*** THE RECORDS ***

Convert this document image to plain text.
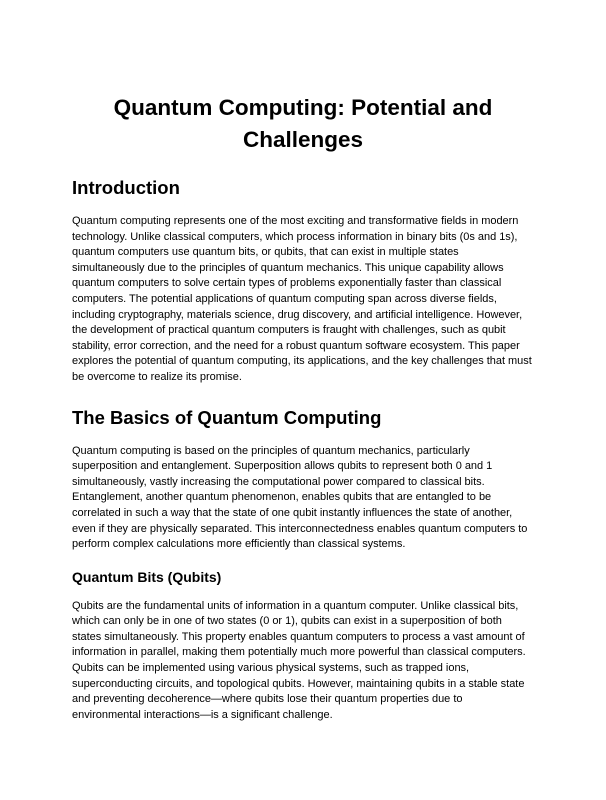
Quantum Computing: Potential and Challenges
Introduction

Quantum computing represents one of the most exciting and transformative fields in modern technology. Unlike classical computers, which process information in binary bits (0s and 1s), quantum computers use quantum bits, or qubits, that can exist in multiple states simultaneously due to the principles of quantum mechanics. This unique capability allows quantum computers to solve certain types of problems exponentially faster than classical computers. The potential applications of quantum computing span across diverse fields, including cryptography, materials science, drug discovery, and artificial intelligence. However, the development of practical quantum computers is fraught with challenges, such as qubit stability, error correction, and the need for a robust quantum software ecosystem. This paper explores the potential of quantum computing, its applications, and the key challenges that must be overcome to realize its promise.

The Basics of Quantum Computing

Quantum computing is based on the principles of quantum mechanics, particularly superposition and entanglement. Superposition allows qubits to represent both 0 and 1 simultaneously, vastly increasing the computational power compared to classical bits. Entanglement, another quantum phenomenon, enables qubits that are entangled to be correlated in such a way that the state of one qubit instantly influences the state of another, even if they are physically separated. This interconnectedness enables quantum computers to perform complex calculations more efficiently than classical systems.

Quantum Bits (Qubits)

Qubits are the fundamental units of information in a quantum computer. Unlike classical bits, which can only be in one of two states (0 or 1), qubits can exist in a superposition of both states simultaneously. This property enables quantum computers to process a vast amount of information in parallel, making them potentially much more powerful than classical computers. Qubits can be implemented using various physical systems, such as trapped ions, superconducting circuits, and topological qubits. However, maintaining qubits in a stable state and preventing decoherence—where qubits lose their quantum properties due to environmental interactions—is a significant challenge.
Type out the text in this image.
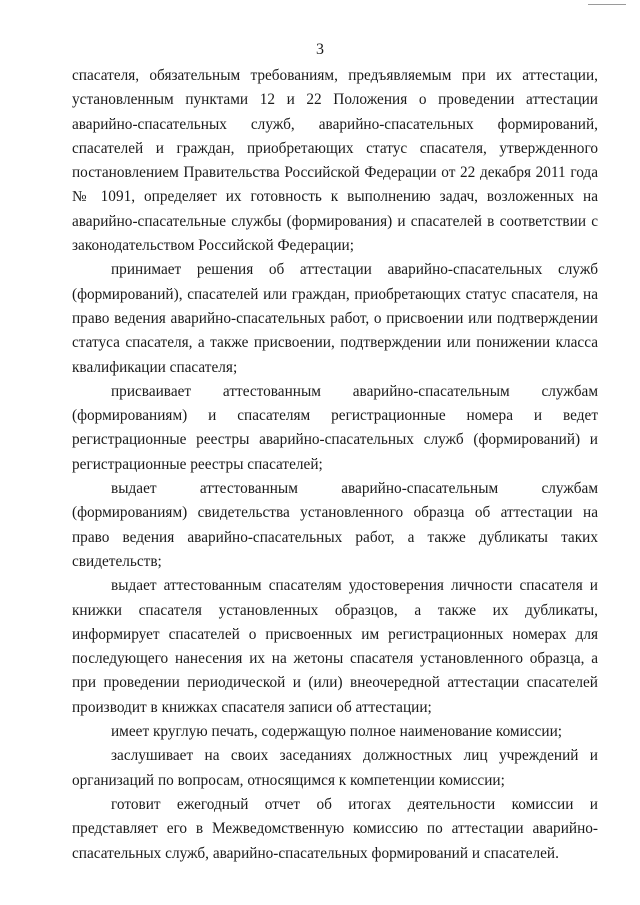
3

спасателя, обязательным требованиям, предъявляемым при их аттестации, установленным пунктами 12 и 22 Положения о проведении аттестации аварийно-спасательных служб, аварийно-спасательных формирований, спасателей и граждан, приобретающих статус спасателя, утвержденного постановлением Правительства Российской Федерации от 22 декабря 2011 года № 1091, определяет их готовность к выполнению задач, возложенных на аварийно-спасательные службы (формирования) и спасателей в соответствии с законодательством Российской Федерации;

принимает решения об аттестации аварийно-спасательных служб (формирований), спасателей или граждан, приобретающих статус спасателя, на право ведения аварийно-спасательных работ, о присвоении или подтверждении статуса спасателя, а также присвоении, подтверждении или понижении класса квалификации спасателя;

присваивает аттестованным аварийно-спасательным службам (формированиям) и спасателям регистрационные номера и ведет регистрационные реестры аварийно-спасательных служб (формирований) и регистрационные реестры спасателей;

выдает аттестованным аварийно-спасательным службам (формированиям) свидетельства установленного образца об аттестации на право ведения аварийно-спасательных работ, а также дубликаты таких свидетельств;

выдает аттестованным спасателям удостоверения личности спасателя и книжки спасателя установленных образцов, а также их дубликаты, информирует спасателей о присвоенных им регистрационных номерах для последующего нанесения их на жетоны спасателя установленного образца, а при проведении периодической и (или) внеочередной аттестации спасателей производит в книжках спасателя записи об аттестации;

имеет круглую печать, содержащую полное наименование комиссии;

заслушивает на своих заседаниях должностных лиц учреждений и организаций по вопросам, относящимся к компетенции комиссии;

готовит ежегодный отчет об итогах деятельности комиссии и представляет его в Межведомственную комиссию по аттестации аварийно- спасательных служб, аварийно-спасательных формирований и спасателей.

***

▸ WORK TO DO
Identify the lines above with the word "ведения". Copy them.

▸ FULL ANSWER
принимает решения об аттестации аварийно-спасательных служб (формирований), спасателей или граждан, приобретающих статус спасателя, на право ведения аварийно-спасательных работ, о присвоении или подтверждении статуса спасателя, а также присвоении, подтверждении или понижении класса квалификации спасателя;
выдает аттестованным аварийно-спасательным службам (формированиям) свидетельства установленного образца об аттестации на право ведения аварийно-спасательных работ, а также дубликаты таких свидетельств;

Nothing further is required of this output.